Written request – Give the number of lines that hold the string "with". Nothing else is needed.

(Saved entries)
————

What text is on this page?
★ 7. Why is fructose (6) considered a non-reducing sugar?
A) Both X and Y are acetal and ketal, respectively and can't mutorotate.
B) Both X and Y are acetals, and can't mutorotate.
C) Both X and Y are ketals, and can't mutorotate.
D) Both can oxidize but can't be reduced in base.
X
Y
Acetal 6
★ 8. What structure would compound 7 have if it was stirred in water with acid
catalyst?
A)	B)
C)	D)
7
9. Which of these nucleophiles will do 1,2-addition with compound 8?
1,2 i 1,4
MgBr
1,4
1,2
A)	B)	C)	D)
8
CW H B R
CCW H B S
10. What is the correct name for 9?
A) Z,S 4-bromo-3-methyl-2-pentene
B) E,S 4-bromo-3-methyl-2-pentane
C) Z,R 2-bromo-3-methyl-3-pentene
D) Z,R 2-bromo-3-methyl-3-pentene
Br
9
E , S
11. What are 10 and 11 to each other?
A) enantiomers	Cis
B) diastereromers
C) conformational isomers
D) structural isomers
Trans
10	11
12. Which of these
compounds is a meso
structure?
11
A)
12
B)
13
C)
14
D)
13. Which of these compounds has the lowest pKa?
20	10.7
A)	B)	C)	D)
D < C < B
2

————

Solution for this exercise – 2